↓

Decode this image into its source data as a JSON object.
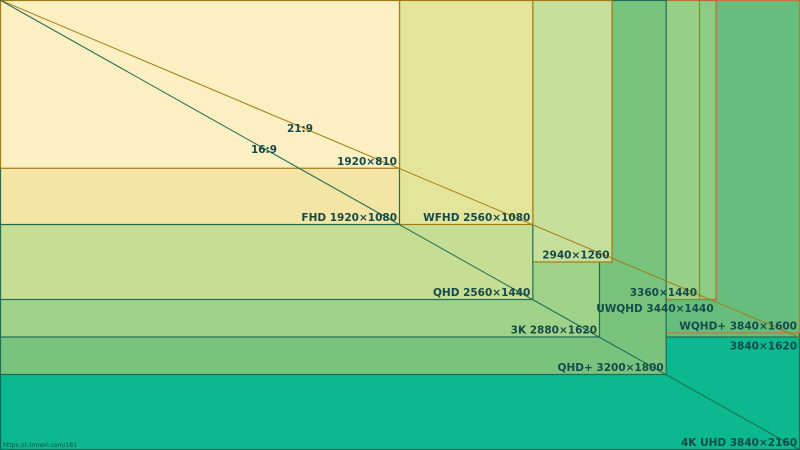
{
  "title_ratios": [
    "21:9",
    "16:9"
  ],
  "source": "https://c.lmnori.com/181",
  "rects": [
    {
      "label": "4K UHD 3840×2160",
      "fill": "#0cb88e",
      "stroke": "#0b6a5a"
    },
    {
      "label": "3840×1620",
      "fill": "#67bd7c",
      "stroke": "#1f6b55"
    },
    {
      "label": "WQHD+ 3840×1600",
      "fill": "#67bd7c",
      "stroke": "#d0703a"
    },
    {
      "label": "UWQHD 3440×1440",
      "fill": "#8fcb84",
      "stroke": "#c8603a"
    },
    {
      "label": "3360×1440",
      "fill": "#98cf87",
      "stroke": "#b8702a"
    },
    {
      "label": "QHD+ 3200×1800",
      "fill": "#78c47f",
      "stroke": "#1f6b55"
    },
    {
      "label": "3K 2880×1620",
      "fill": "#9fd38a",
      "stroke": "#1f6b55"
    },
    {
      "label": "2940×1260",
      "fill": "#c6e09c",
      "stroke": "#a57a12"
    },
    {
      "label": "QHD 2560×1440",
      "fill": "#c6de93",
      "stroke": "#1f6b55"
    },
    {
      "label": "WFHD 2560×1080",
      "fill": "#e4e59a",
      "stroke": "#a57a12"
    },
    {
      "label": "FHD 1920×1080",
      "fill": "#f5e5a4",
      "stroke": "#1f6b55"
    },
    {
      "label": "1920×810",
      "fill": "#fcefc2",
      "stroke": "#a57a12"
    }
  ]
}
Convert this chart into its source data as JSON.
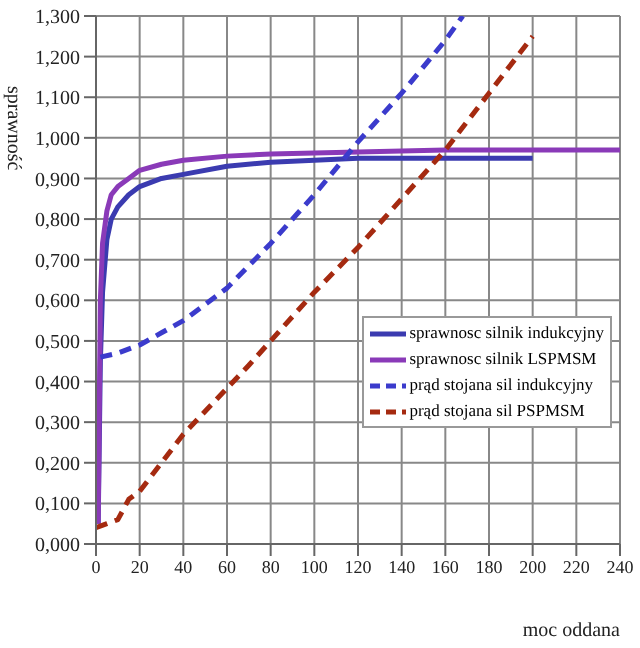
{
  "chart_data": {
    "type": "line",
    "xlabel": "moc oddana",
    "ylabel": "sprawność",
    "xlim": [
      0,
      240
    ],
    "xticks": [
      0,
      20,
      40,
      60,
      80,
      100,
      120,
      140,
      160,
      180,
      200,
      220,
      240
    ],
    "ylim": [
      0,
      1.3
    ],
    "yticks": [
      {
        "value": 0,
        "label": "0,000"
      },
      {
        "value": 0.1,
        "label": "0,100"
      },
      {
        "value": 0.2,
        "label": "0,200"
      },
      {
        "value": 0.3,
        "label": "0,300"
      },
      {
        "value": 0.4,
        "label": "0,400"
      },
      {
        "value": 0.5,
        "label": "0,500"
      },
      {
        "value": 0.6,
        "label": "0,600"
      },
      {
        "value": 0.7,
        "label": "0,700"
      },
      {
        "value": 0.8,
        "label": "0,800"
      },
      {
        "value": 0.9,
        "label": "0,900"
      },
      {
        "value": 1,
        "label": "1,000"
      },
      {
        "value": 1.1,
        "label": "1,100"
      },
      {
        "value": 1.2,
        "label": "1,200"
      },
      {
        "value": 1.3,
        "label": "1,300"
      }
    ],
    "grid": true,
    "legend": "bottom right",
    "marker": "none",
    "series": [
      {
        "name": "sprawnosc silnik indukcyjny",
        "color": "#3b3bb0",
        "line_style": "solid",
        "x": [
          1,
          2,
          3,
          5,
          7,
          10,
          15,
          20,
          30,
          40,
          60,
          80,
          100,
          120,
          160,
          200
        ],
        "values": [
          0.05,
          0.45,
          0.62,
          0.75,
          0.8,
          0.83,
          0.86,
          0.88,
          0.9,
          0.91,
          0.93,
          0.94,
          0.945,
          0.95,
          0.95,
          0.95
        ]
      },
      {
        "name": "sprawnosc silnik LSPMSM",
        "color": "#8a3ab8",
        "line_style": "solid",
        "x": [
          1,
          2,
          3,
          5,
          7,
          10,
          15,
          20,
          30,
          40,
          60,
          80,
          120,
          160,
          200,
          240
        ],
        "values": [
          0.05,
          0.6,
          0.74,
          0.82,
          0.86,
          0.88,
          0.9,
          0.92,
          0.935,
          0.945,
          0.955,
          0.96,
          0.965,
          0.97,
          0.97,
          0.97
        ]
      },
      {
        "name": "prąd stojana sil indukcyjny",
        "color": "#3b3bcc",
        "line_style": "dashed",
        "x": [
          2,
          10,
          20,
          30,
          40,
          60,
          80,
          100,
          120,
          140,
          160,
          168
        ],
        "values": [
          0.46,
          0.47,
          0.49,
          0.52,
          0.55,
          0.63,
          0.74,
          0.86,
          0.99,
          1.11,
          1.24,
          1.3
        ]
      },
      {
        "name": "prąd stojana sil PSPMSM",
        "color": "#a52a10",
        "line_style": "dashed",
        "x": [
          0,
          5,
          10,
          15,
          20,
          40,
          70,
          100,
          120,
          140,
          160,
          180,
          200
        ],
        "values": [
          0.04,
          0.05,
          0.06,
          0.11,
          0.13,
          0.27,
          0.44,
          0.62,
          0.73,
          0.85,
          0.97,
          1.11,
          1.25
        ]
      }
    ]
  }
}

↑

* WHAT NEEDS TO BE DONE *
Repeat all of the records verbatim, leaving out the pictures.

* SOLVED PROBLEM *
Decode this image into its source data as a JSON object.
{
  "title_ratios": [
    "21:9",
    "16:9"
  ],
  "source": "https://c.lmnori.com/181",
  "rects": [
    {
      "label": "4K UHD 3840×2160",
      "fill": "#0cb88e",
      "stroke": "#0b6a5a"
    },
    {
      "label": "3840×1620",
      "fill": "#67bd7c",
      "stroke": "#1f6b55"
    },
    {
      "label": "WQHD+ 3840×1600",
      "fill": "#67bd7c",
      "stroke": "#d0703a"
    },
    {
      "label": "UWQHD 3440×1440",
      "fill": "#8fcb84",
      "stroke": "#c8603a"
    },
    {
      "label": "3360×1440",
      "fill": "#98cf87",
      "stroke": "#b8702a"
    },
    {
      "label": "QHD+ 3200×1800",
      "fill": "#78c47f",
      "stroke": "#1f6b55"
    },
    {
      "label": "3K 2880×1620",
      "fill": "#9fd38a",
      "stroke": "#1f6b55"
    },
    {
      "label": "2940×1260",
      "fill": "#c6e09c",
      "stroke": "#a57a12"
    },
    {
      "label": "QHD 2560×1440",
      "fill": "#c6de93",
      "stroke": "#1f6b55"
    },
    {
      "label": "WFHD 2560×1080",
      "fill": "#e4e59a",
      "stroke": "#a57a12"
    },
    {
      "label": "FHD 1920×1080",
      "fill": "#f5e5a4",
      "stroke": "#1f6b55"
    },
    {
      "label": "1920×810",
      "fill": "#fcefc2",
      "stroke": "#a57a12"
    }
  ]
}
Convert this chart into its source data as JSON.
{
  "chart_data": {
    "type": "line",
    "xlabel": "moc oddana",
    "ylabel": "sprawność",
    "xlim": [
      0,
      240
    ],
    "xticks": [
      0,
      20,
      40,
      60,
      80,
      100,
      120,
      140,
      160,
      180,
      200,
      220,
      240
    ],
    "ylim": [
      0,
      1.3
    ],
    "yticks": [
      {
        "value": 0,
        "label": "0,000"
      },
      {
        "value": 0.1,
        "label": "0,100"
      },
      {
        "value": 0.2,
        "label": "0,200"
      },
      {
        "value": 0.3,
        "label": "0,300"
      },
      {
        "value": 0.4,
        "label": "0,400"
      },
      {
        "value": 0.5,
        "label": "0,500"
      },
      {
        "value": 0.6,
        "label": "0,600"
      },
      {
        "value": 0.7,
        "label": "0,700"
      },
      {
        "value": 0.8,
        "label": "0,800"
      },
      {
        "value": 0.9,
        "label": "0,900"
      },
      {
        "value": 1,
        "label": "1,000"
      },
      {
        "value": 1.1,
        "label": "1,100"
      },
      {
        "value": 1.2,
        "label": "1,200"
      },
      {
        "value": 1.3,
        "label": "1,300"
      }
    ],
    "grid": true,
    "legend": "bottom right",
    "marker": "none",
    "series": [
      {
        "name": "sprawnosc silnik indukcyjny",
        "color": "#3b3bb0",
        "line_style": "solid",
        "x": [
          1,
          2,
          3,
          5,
          7,
          10,
          15,
          20,
          30,
          40,
          60,
          80,
          100,
          120,
          160,
          200
        ],
        "values": [
          0.05,
          0.45,
          0.62,
          0.75,
          0.8,
          0.83,
          0.86,
          0.88,
          0.9,
          0.91,
          0.93,
          0.94,
          0.945,
          0.95,
          0.95,
          0.95
        ]
      },
      {
        "name": "sprawnosc silnik LSPMSM",
        "color": "#8a3ab8",
        "line_style": "solid",
        "x": [
          1,
          2,
          3,
          5,
          7,
          10,
          15,
          20,
          30,
          40,
          60,
          80,
          120,
          160,
          200,
          240
        ],
        "values": [
          0.05,
          0.6,
          0.74,
          0.82,
          0.86,
          0.88,
          0.9,
          0.92,
          0.935,
          0.945,
          0.955,
          0.96,
          0.965,
          0.97,
          0.97,
          0.97
        ]
      },
      {
        "name": "prąd stojana sil indukcyjny",
        "color": "#3b3bcc",
        "line_style": "dashed",
        "x": [
          2,
          10,
          20,
          30,
          40,
          60,
          80,
          100,
          120,
          140,
          160,
          168
        ],
        "values": [
          0.46,
          0.47,
          0.49,
          0.52,
          0.55,
          0.63,
          0.74,
          0.86,
          0.99,
          1.11,
          1.24,
          1.3
        ]
      },
      {
        "name": "prąd stojana sil PSPMSM",
        "color": "#a52a10",
        "line_style": "dashed",
        "x": [
          0,
          5,
          10,
          15,
          20,
          40,
          70,
          100,
          120,
          140,
          160,
          180,
          200
        ],
        "values": [
          0.04,
          0.05,
          0.06,
          0.11,
          0.13,
          0.27,
          0.44,
          0.62,
          0.73,
          0.85,
          0.97,
          1.11,
          1.25
        ]
      }
    ]
  }
}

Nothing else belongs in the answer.